- INSTRUCTIONS TO FOLLOW
Find each line with the string "name" and report it.

———

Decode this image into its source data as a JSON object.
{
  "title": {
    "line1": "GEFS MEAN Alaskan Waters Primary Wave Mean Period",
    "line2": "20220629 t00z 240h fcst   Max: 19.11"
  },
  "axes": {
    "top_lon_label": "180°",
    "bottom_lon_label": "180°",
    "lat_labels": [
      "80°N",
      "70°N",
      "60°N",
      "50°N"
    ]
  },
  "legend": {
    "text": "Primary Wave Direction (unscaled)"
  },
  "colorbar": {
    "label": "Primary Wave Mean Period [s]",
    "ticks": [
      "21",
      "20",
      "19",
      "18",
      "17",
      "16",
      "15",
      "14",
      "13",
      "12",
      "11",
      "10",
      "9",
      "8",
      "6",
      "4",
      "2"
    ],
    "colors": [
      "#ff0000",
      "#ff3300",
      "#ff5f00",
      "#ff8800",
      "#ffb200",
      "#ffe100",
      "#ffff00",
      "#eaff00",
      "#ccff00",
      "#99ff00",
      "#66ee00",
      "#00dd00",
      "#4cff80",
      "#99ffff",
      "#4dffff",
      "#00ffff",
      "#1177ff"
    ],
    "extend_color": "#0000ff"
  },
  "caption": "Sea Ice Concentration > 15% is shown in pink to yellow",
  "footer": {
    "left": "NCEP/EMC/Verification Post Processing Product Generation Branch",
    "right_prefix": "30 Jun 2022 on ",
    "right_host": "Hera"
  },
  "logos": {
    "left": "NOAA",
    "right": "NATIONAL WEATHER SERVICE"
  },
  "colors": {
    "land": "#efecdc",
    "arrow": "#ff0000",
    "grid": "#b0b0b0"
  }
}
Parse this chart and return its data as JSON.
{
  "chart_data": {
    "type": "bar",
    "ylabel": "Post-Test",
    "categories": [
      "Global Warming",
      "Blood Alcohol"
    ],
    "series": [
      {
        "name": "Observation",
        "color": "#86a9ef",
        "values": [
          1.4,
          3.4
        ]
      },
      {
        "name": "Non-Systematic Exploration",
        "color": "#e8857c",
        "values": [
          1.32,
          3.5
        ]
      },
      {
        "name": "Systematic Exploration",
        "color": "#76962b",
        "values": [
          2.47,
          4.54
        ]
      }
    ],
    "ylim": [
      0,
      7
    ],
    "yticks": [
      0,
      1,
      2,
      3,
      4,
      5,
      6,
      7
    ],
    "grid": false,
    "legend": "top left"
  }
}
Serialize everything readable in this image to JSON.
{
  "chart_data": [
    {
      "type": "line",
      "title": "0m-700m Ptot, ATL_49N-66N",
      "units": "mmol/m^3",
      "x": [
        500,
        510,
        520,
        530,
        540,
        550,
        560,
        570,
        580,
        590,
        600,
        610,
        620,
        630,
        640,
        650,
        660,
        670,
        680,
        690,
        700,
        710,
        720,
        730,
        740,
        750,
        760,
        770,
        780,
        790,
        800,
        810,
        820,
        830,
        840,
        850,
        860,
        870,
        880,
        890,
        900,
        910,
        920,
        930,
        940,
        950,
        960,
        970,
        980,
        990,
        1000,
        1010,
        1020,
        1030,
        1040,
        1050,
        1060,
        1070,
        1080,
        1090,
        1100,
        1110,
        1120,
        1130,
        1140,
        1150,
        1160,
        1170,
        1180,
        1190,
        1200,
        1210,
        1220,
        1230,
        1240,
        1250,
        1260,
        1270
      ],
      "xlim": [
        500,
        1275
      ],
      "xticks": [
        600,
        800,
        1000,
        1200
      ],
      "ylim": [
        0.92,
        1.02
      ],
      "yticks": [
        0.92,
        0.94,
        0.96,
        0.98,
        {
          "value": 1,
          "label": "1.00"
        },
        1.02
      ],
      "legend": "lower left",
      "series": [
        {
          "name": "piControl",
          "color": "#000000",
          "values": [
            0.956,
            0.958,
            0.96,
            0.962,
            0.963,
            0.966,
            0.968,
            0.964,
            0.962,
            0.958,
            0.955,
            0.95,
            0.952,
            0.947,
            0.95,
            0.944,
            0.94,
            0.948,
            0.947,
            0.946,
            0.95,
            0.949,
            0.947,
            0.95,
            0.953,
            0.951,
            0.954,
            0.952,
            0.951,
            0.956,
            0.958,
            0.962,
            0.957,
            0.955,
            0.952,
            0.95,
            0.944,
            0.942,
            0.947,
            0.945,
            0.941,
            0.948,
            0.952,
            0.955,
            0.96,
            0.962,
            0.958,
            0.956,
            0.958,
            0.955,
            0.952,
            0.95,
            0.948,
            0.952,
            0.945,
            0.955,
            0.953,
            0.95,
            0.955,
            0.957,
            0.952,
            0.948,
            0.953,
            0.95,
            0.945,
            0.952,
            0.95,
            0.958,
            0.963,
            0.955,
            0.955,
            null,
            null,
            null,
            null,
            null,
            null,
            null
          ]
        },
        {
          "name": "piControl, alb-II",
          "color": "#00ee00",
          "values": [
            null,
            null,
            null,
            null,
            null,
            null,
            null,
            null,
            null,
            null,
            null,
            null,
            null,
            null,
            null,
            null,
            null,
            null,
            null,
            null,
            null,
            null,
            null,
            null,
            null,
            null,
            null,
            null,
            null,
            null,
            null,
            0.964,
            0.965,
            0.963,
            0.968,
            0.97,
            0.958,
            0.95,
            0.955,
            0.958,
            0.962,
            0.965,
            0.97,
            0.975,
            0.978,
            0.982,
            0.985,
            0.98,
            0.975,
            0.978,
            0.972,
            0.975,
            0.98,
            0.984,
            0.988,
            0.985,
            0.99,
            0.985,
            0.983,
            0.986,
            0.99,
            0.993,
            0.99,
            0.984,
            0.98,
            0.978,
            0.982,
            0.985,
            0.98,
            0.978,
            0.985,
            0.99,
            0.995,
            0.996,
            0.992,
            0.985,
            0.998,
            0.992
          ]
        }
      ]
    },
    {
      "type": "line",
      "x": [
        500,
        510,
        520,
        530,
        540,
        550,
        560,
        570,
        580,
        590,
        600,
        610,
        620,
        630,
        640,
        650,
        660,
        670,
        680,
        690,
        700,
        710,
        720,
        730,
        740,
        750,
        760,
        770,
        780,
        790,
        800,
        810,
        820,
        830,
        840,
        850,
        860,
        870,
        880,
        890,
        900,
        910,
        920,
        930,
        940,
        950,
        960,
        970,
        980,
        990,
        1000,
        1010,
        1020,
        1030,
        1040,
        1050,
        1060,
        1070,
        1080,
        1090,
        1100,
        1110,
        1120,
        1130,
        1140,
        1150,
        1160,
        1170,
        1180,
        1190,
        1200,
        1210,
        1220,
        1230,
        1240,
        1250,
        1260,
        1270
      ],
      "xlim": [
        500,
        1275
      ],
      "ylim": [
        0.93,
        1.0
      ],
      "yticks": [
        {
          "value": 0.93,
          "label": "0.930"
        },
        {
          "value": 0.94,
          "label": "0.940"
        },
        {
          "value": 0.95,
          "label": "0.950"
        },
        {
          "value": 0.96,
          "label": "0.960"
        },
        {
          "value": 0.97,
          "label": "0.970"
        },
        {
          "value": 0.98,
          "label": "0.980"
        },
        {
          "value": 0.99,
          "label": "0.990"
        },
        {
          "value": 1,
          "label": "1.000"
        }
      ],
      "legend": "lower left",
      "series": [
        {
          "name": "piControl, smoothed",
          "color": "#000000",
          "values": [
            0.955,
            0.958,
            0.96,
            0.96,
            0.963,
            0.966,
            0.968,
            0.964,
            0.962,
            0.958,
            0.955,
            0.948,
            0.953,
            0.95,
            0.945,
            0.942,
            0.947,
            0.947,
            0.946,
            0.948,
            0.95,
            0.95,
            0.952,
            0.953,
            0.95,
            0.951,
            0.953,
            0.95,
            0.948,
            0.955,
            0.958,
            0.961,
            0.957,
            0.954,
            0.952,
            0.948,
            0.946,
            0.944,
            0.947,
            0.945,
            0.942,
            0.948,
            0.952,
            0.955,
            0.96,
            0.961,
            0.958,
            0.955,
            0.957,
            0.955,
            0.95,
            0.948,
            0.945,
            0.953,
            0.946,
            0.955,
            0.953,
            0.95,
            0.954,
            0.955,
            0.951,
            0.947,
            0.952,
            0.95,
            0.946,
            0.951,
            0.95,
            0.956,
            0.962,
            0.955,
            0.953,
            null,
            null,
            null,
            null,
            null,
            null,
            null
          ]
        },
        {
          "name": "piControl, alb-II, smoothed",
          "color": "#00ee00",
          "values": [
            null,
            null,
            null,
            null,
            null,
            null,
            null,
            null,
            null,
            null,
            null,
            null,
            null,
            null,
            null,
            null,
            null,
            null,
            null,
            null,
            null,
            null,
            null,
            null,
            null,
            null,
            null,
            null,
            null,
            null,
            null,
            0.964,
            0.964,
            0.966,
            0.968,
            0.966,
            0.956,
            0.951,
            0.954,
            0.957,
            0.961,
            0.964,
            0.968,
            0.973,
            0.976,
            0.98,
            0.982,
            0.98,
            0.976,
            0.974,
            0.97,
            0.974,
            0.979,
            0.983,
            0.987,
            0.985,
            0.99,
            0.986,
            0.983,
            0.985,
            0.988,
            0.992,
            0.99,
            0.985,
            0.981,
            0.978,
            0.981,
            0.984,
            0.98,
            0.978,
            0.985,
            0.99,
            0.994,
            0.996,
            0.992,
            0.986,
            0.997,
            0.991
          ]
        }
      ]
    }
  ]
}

———

- TASK RESPONSE
        "name": "Observation",
        "name": "Non-Systematic Exploration",
        "name": "Systematic Exploration",
          "name": "piControl",
          "name": "piControl, alb-II",
          "name": "piControl, smoothed",
          "name": "piControl, alb-II, smoothed",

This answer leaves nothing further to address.